• _RECORDS FOR THIS EXERCISE_
↓

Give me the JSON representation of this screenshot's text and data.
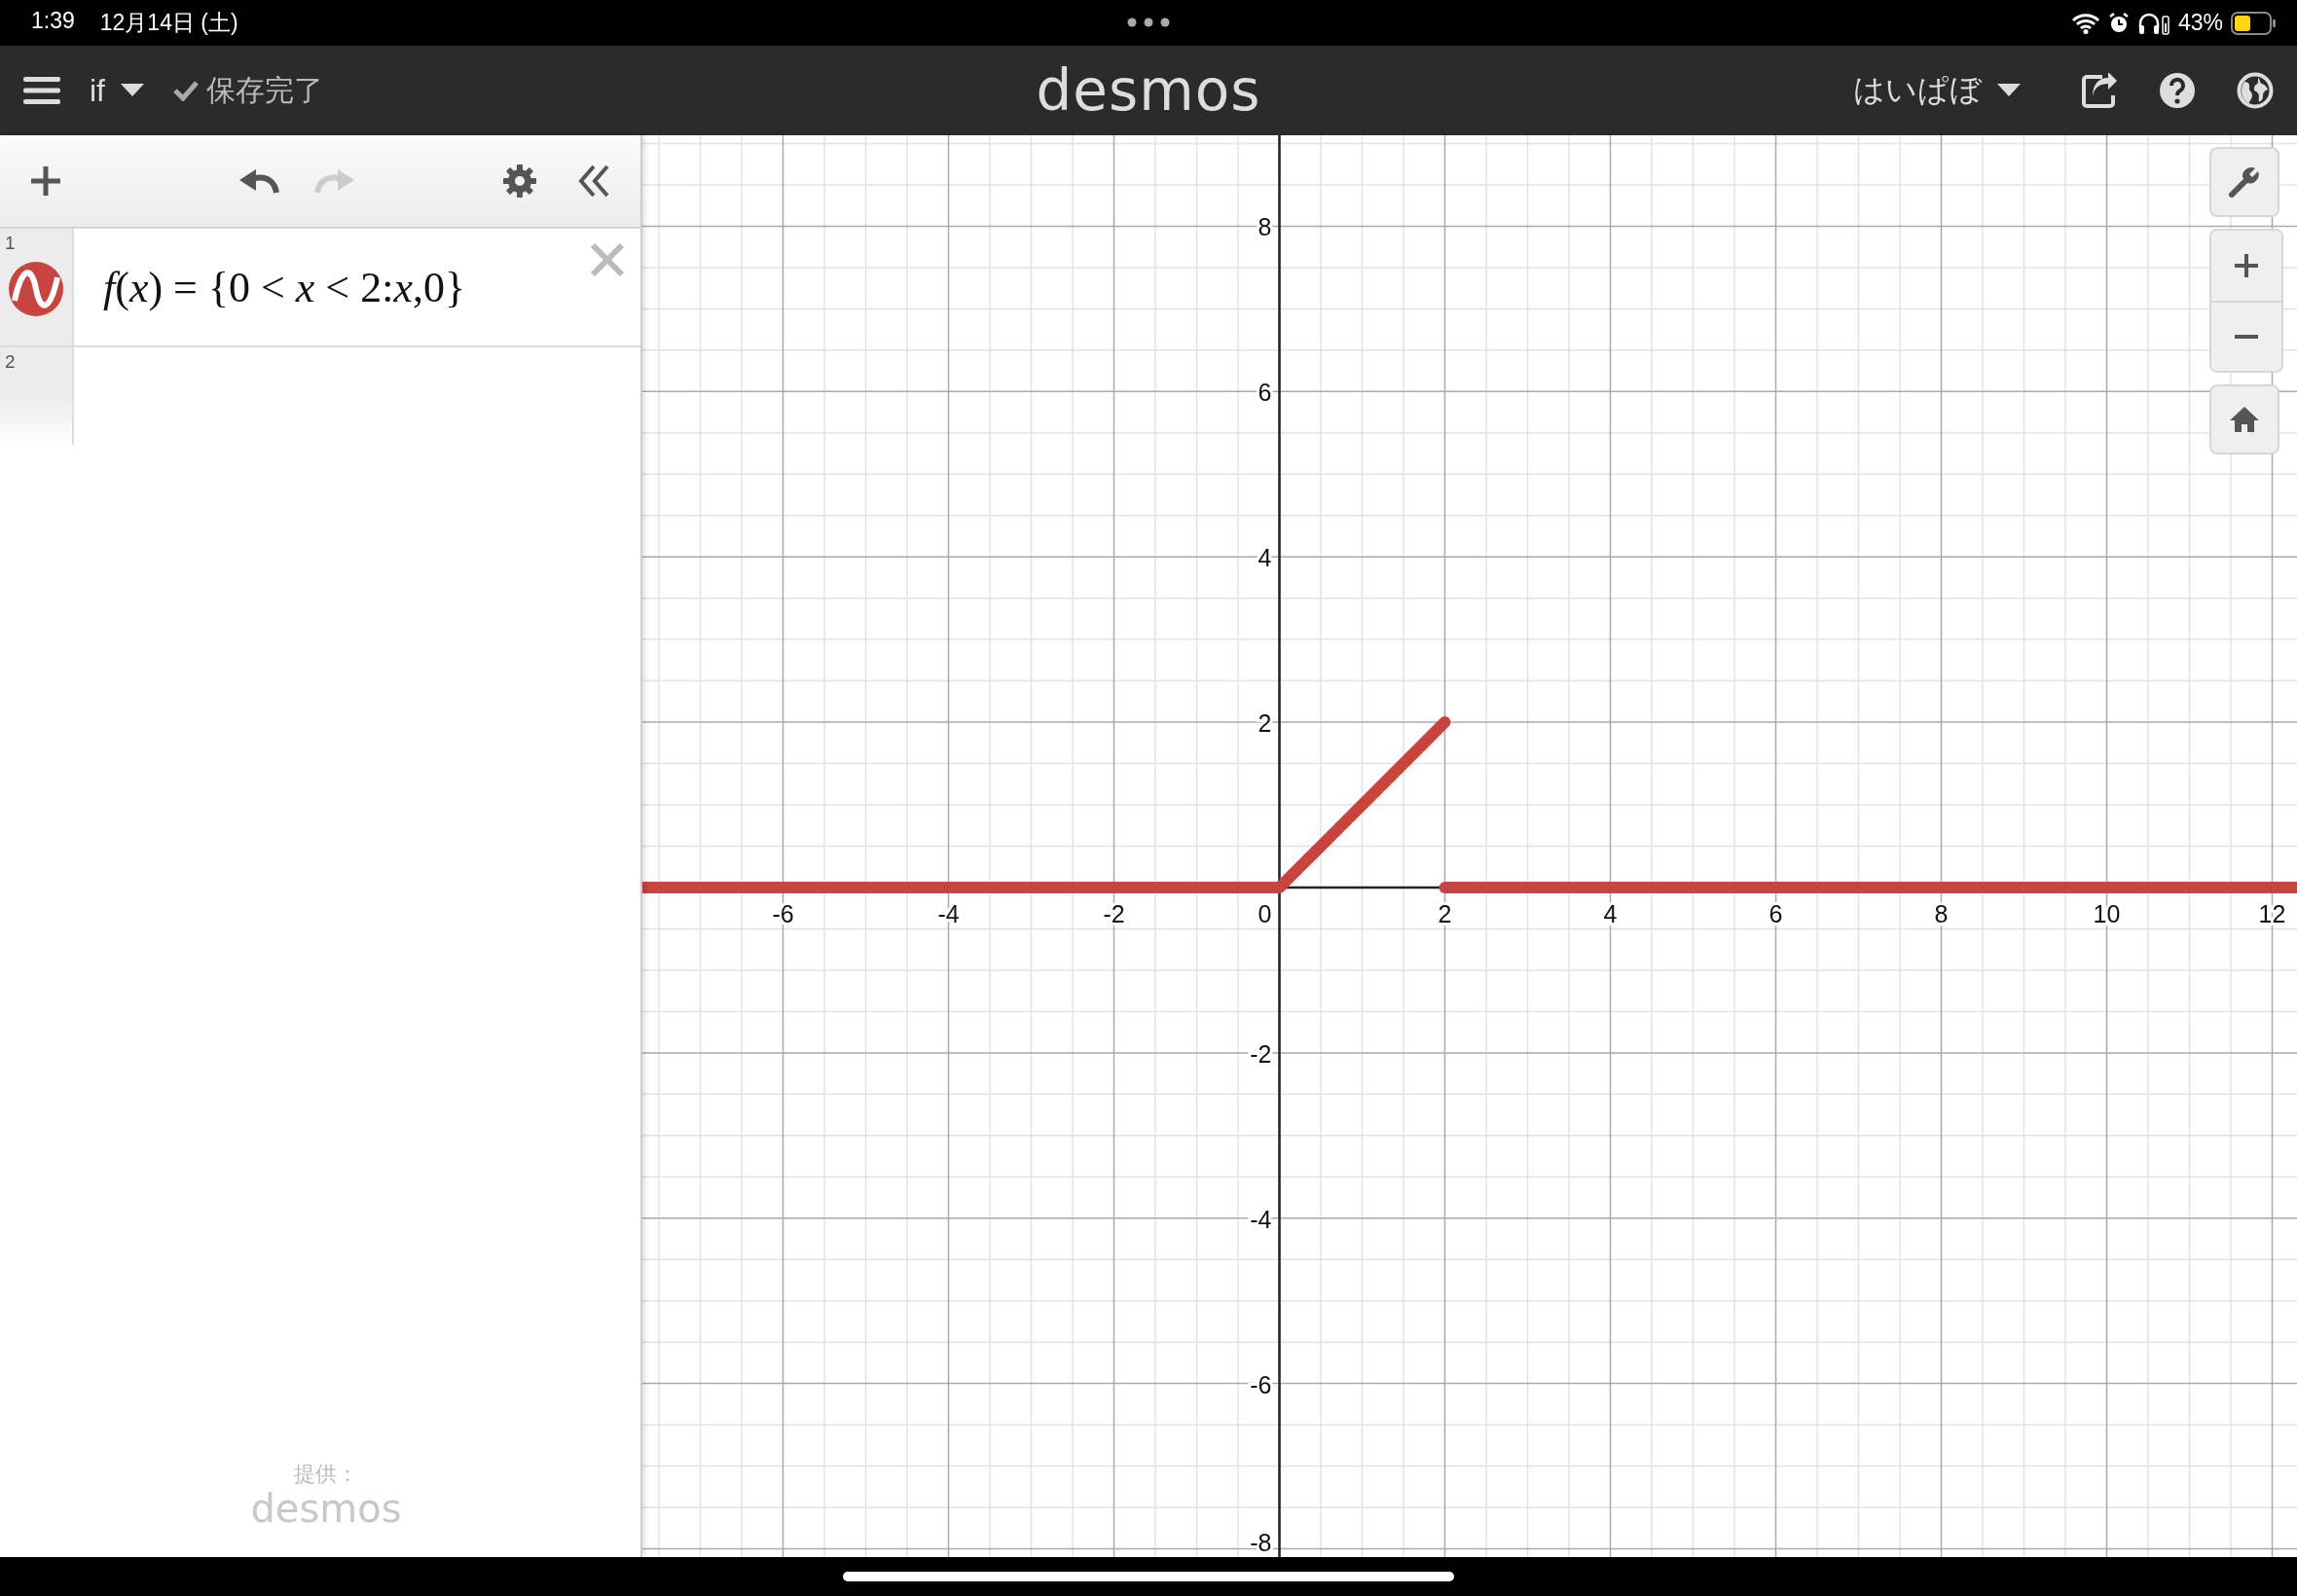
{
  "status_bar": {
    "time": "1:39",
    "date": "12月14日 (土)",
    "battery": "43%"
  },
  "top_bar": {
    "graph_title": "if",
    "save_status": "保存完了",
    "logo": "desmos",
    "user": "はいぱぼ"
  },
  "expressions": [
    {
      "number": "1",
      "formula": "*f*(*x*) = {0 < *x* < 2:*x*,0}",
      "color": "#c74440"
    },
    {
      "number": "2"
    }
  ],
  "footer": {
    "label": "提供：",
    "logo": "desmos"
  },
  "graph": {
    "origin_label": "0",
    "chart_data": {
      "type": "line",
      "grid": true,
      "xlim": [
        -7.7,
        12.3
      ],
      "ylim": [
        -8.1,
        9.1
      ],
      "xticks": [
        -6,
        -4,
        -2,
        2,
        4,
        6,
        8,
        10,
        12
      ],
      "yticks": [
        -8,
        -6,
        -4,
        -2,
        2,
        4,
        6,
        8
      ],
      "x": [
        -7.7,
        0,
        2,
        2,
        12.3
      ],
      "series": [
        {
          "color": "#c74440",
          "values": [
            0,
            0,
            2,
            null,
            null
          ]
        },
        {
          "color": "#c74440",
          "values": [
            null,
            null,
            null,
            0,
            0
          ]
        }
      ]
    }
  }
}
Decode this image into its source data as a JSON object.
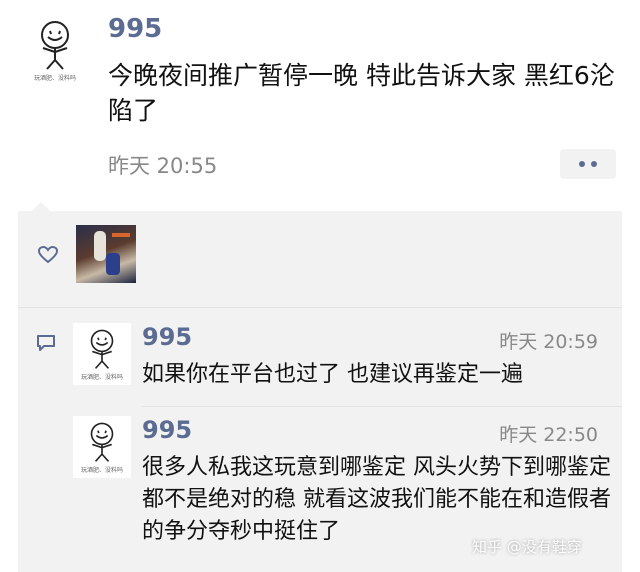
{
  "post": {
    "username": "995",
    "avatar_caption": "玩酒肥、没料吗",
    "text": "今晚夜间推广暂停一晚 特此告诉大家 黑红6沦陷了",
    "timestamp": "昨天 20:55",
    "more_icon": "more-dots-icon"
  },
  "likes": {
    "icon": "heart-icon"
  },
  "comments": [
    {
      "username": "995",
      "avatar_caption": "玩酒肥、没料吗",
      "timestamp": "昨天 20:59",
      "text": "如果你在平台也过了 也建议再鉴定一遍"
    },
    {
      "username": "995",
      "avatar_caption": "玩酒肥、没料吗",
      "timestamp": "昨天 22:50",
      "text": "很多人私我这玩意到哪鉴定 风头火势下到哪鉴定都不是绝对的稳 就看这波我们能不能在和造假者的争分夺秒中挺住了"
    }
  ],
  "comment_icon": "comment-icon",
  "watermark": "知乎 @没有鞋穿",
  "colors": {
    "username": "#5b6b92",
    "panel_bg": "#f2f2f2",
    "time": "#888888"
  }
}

↑

• _WHAT THE EXERCISE ASKS_
Skip the images and write out the rest of the listing exactly.

• _THE COMPLETED TASK_
Give me the JSON representation of this screenshot's text and data.
{
  "status_bar": {
    "time": "1:39",
    "date": "12月14日 (土)",
    "battery": "43%"
  },
  "top_bar": {
    "graph_title": "if",
    "save_status": "保存完了",
    "logo": "desmos",
    "user": "はいぱぼ"
  },
  "expressions": [
    {
      "number": "1",
      "formula": "*f*(*x*) = {0 < *x* < 2:*x*,0}",
      "color": "#c74440"
    },
    {
      "number": "2"
    }
  ],
  "footer": {
    "label": "提供：",
    "logo": "desmos"
  },
  "graph": {
    "origin_label": "0",
    "chart_data": {
      "type": "line",
      "grid": true,
      "xlim": [
        -7.7,
        12.3
      ],
      "ylim": [
        -8.1,
        9.1
      ],
      "xticks": [
        -6,
        -4,
        -2,
        2,
        4,
        6,
        8,
        10,
        12
      ],
      "yticks": [
        -8,
        -6,
        -4,
        -2,
        2,
        4,
        6,
        8
      ],
      "x": [
        -7.7,
        0,
        2,
        2,
        12.3
      ],
      "series": [
        {
          "color": "#c74440",
          "values": [
            0,
            0,
            2,
            null,
            null
          ]
        },
        {
          "color": "#c74440",
          "values": [
            null,
            null,
            null,
            0,
            0
          ]
        }
      ]
    }
  }
}
Decode this image into its source data as a JSON object.
{
  "post": {
    "username": "995",
    "avatar_caption": "玩酒肥、没料吗",
    "text": "今晚夜间推广暂停一晚 特此告诉大家 黑红6沦陷了",
    "timestamp": "昨天 20:55",
    "more_icon": "more-dots-icon"
  },
  "likes": {
    "icon": "heart-icon"
  },
  "comments": [
    {
      "username": "995",
      "avatar_caption": "玩酒肥、没料吗",
      "timestamp": "昨天 20:59",
      "text": "如果你在平台也过了 也建议再鉴定一遍"
    },
    {
      "username": "995",
      "avatar_caption": "玩酒肥、没料吗",
      "timestamp": "昨天 22:50",
      "text": "很多人私我这玩意到哪鉴定 风头火势下到哪鉴定都不是绝对的稳 就看这波我们能不能在和造假者的争分夺秒中挺住了"
    }
  ],
  "comment_icon": "comment-icon",
  "watermark": "知乎 @没有鞋穿",
  "colors": {
    "username": "#5b6b92",
    "panel_bg": "#f2f2f2",
    "time": "#888888"
  }
}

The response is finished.